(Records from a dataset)
☆ ☆ ☆ ☆ ☆

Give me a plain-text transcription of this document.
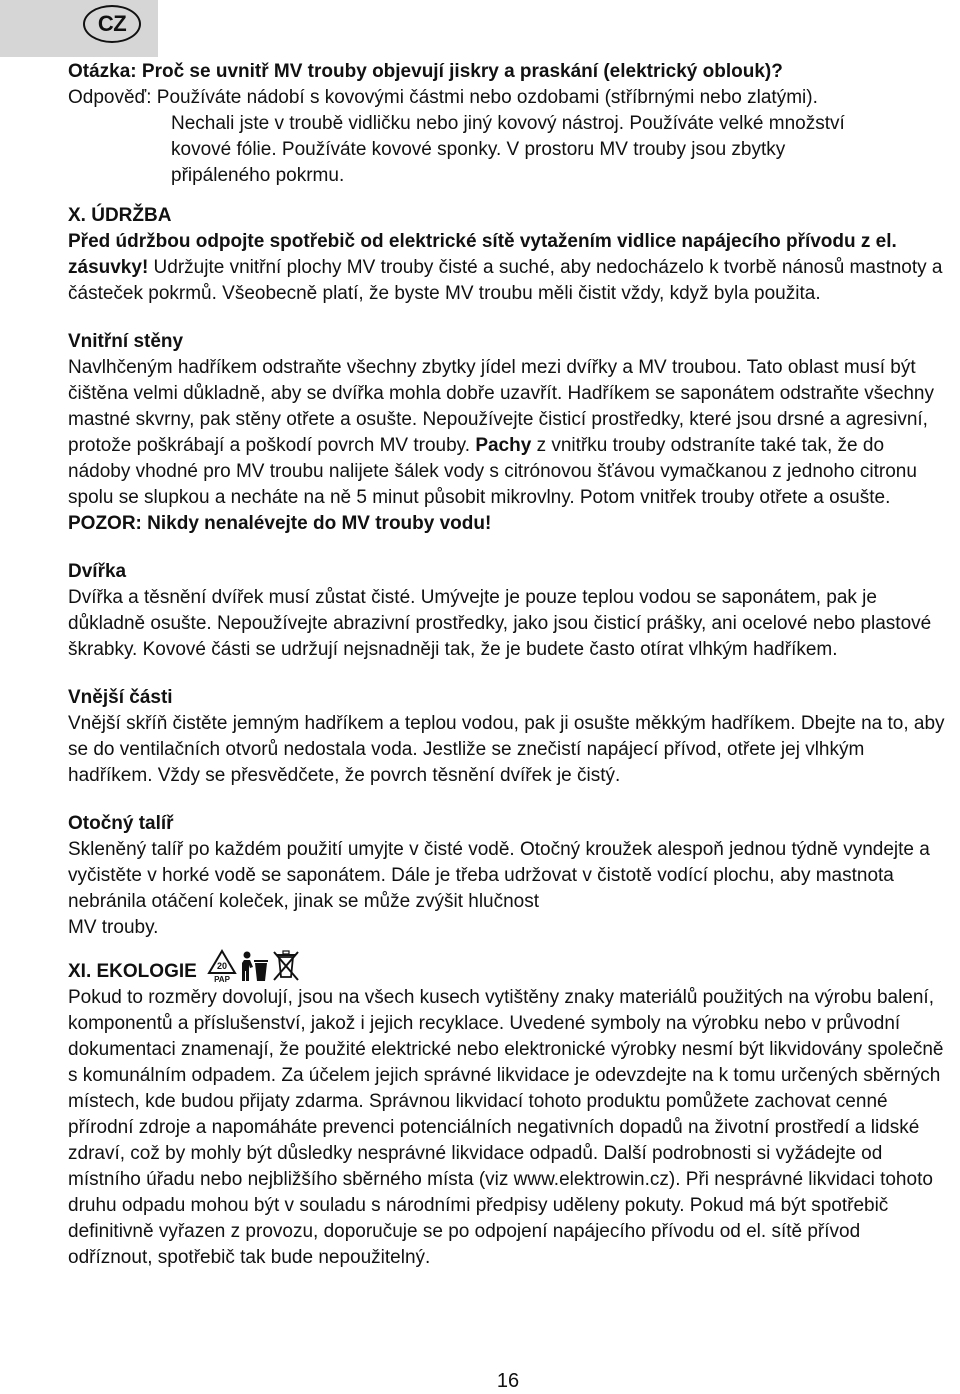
CZ
Otázka: Proč se uvnitř MV trouby objevují jiskry a praskání (elektrický oblouk)?
Odpověď: Používáte nádobí s kovovými částmi nebo ozdobami (stříbrnými nebo zlatými).
Nechali jste v troubě vidličku nebo jiný kovový nástroj. Používáte velké množství kovové fólie. Používáte kovové sponky. V prostoru MV trouby jsou zbytky připáleného pokrmu.
X. ÚDRŽBA
Před údržbou odpojte spotřebič od elektrické sítě vytažením vidlice napájecího přívodu z el. zásuvky! Udržujte vnitřní plochy MV trouby čisté a suché, aby nedocházelo k tvorbě nánosů mastnoty a částeček pokrmů. Všeobecně platí, že byste MV troubu měli čistit vždy, když byla použita.
Vnitřní stěny
Navlhčeným hadříkem odstraňte všechny zbytky jídel mezi dvířky a MV troubou. Tato oblast musí být čištěna velmi důkladně, aby se dvířka mohla dobře uzavřít. Hadříkem se saponátem odstraňte všechny mastné skvrny, pak stěny otřete a osušte. Nepoužívejte čisticí prostředky, které jsou drsné a agresivní, protože poškrábají a poškodí povrch MV trouby. Pachy z vnitřku trouby odstraníte také tak, že do nádoby vhodné pro MV troubu nalijete šálek vody s citrónovou šťávou vymačkanou z jednoho citronu spolu se slupkou a necháte na ně 5 minut působit mikrovlny. Potom vnitřek trouby otřete a osušte.
POZOR: Nikdy nenalévejte do MV trouby vodu!
Dvířka
Dvířka a těsnění dvířek musí zůstat čisté. Umývejte je pouze teplou vodou se saponátem, pak je důkladně osušte. Nepoužívejte abrazivní prostředky, jako jsou čisticí prášky, ani ocelové nebo plastové škrabky. Kovové části se udržují nejsnadněji tak, že je budete často otírat vlhkým hadříkem.
Vnější části
Vnější skříň čistěte jemným hadříkem a teplou vodou, pak ji osušte měkkým hadříkem. Dbejte na to, aby se do ventilačních otvorů nedostala voda. Jestliže se znečistí napájecí přívod, otřete jej vlhkým hadříkem. Vždy se přesvědčete, že povrch těsnění dvířek je čistý.
Otočný talíř
Skleněný talíř po každém použití umyjte v čisté vodě. Otočný kroužek alespoň jednou týdně vyndejte a vyčistěte v horké vodě se saponátem. Dále je třeba udržovat v čistotě vodící plochu, aby mastnota nebránila otáčení koleček, jinak se může zvýšit hlučnost
MV trouby.
XI. EKOLOGIE 20
PAP
Pokud to rozměry dovolují, jsou na všech kusech vytištěny znaky materiálů použitých na výrobu balení, komponentů a příslušenství, jakož i jejich recyklace. Uvedené symboly na výrobku nebo v průvodní dokumentaci znamenají, že použité elektrické nebo elektronické výrobky nesmí být likvidovány společně s komunálním odpadem. Za účelem jejich správné likvidace je odevzdejte na k tomu určených sběrných místech, kde budou přijaty zdarma. Správnou likvidací tohoto produktu pomůžete zachovat cenné přírodní zdroje a napomáháte prevenci potenciálních negativních dopadů na životní prostředí a lidské zdraví, což by mohly být důsledky nesprávné likvidace odpadů. Další podrobnosti si vyžádejte od místního úřadu nebo nejbližšího sběrného místa (viz www.elektrowin.cz). Při nesprávné likvidaci tohoto druhu odpadu mohou být v souladu s národními předpisy uděleny pokuty. Pokud má být spotřebič definitivně vyřazen z provozu, doporučuje se po odpojení napájecího přívodu od el. sítě přívod odříznout, spotřebič tak bude nepoužitelný.
16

☆ ☆ ☆ ☆ ☆

■ **What you should do**:
Repeat the full listing above exactly, with no pictures in the copy.

■ **Complete answer**:
Give me a plain-text transcription of this document.
CZ
Otázka: Proč se uvnitř MV trouby objevují jiskry a praskání (elektrický oblouk)?
Odpověď: Používáte nádobí s kovovými částmi nebo ozdobami (stříbrnými nebo zlatými).
Nechali jste v troubě vidličku nebo jiný kovový nástroj. Používáte velké množství kovové fólie. Používáte kovové sponky. V prostoru MV trouby jsou zbytky připáleného pokrmu.
X. ÚDRŽBA
Před údržbou odpojte spotřebič od elektrické sítě vytažením vidlice napájecího přívodu z el. zásuvky! Udržujte vnitřní plochy MV trouby čisté a suché, aby nedocházelo k tvorbě nánosů mastnoty a částeček pokrmů. Všeobecně platí, že byste MV troubu měli čistit vždy, když byla použita.
Vnitřní stěny
Navlhčeným hadříkem odstraňte všechny zbytky jídel mezi dvířky a MV troubou. Tato oblast musí být čištěna velmi důkladně, aby se dvířka mohla dobře uzavřít. Hadříkem se saponátem odstraňte všechny mastné skvrny, pak stěny otřete a osušte. Nepoužívejte čisticí prostředky, které jsou drsné a agresivní, protože poškrábají a poškodí povrch MV trouby. Pachy z vnitřku trouby odstraníte také tak, že do nádoby vhodné pro MV troubu nalijete šálek vody s citrónovou šťávou vymačkanou z jednoho citronu spolu se slupkou a necháte na ně 5 minut působit mikrovlny. Potom vnitřek trouby otřete a osušte.
POZOR: Nikdy nenalévejte do MV trouby vodu!
Dvířka
Dvířka a těsnění dvířek musí zůstat čisté. Umývejte je pouze teplou vodou se saponátem, pak je důkladně osušte. Nepoužívejte abrazivní prostředky, jako jsou čisticí prášky, ani ocelové nebo plastové škrabky. Kovové části se udržují nejsnadněji tak, že je budete často otírat vlhkým hadříkem.
Vnější části
Vnější skříň čistěte jemným hadříkem a teplou vodou, pak ji osušte měkkým hadříkem. Dbejte na to, aby se do ventilačních otvorů nedostala voda. Jestliže se znečistí napájecí přívod, otřete jej vlhkým hadříkem. Vždy se přesvědčete, že povrch těsnění dvířek je čistý.
Otočný talíř
Skleněný talíř po každém použití umyjte v čisté vodě. Otočný kroužek alespoň jednou týdně vyndejte a vyčistěte v horké vodě se saponátem. Dále je třeba udržovat v čistotě vodící plochu, aby mastnota nebránila otáčení koleček, jinak se může zvýšit hlučnost
MV trouby.
XI. EKOLOGIE 20
PAP
Pokud to rozměry dovolují, jsou na všech kusech vytištěny znaky materiálů použitých na výrobu balení, komponentů a příslušenství, jakož i jejich recyklace. Uvedené symboly na výrobku nebo v průvodní dokumentaci znamenají, že použité elektrické nebo elektronické výrobky nesmí být likvidovány společně s komunálním odpadem. Za účelem jejich správné likvidace je odevzdejte na k tomu určených sběrných místech, kde budou přijaty zdarma. Správnou likvidací tohoto produktu pomůžete zachovat cenné přírodní zdroje a napomáháte prevenci potenciálních negativních dopadů na životní prostředí a lidské zdraví, což by mohly být důsledky nesprávné likvidace odpadů. Další podrobnosti si vyžádejte od místního úřadu nebo nejbližšího sběrného místa (viz www.elektrowin.cz). Při nesprávné likvidaci tohoto druhu odpadu mohou být v souladu s národními předpisy uděleny pokuty. Pokud má být spotřebič definitivně vyřazen z provozu, doporučuje se po odpojení napájecího přívodu od el. sítě přívod odříznout, spotřebič tak bude nepoužitelný.
16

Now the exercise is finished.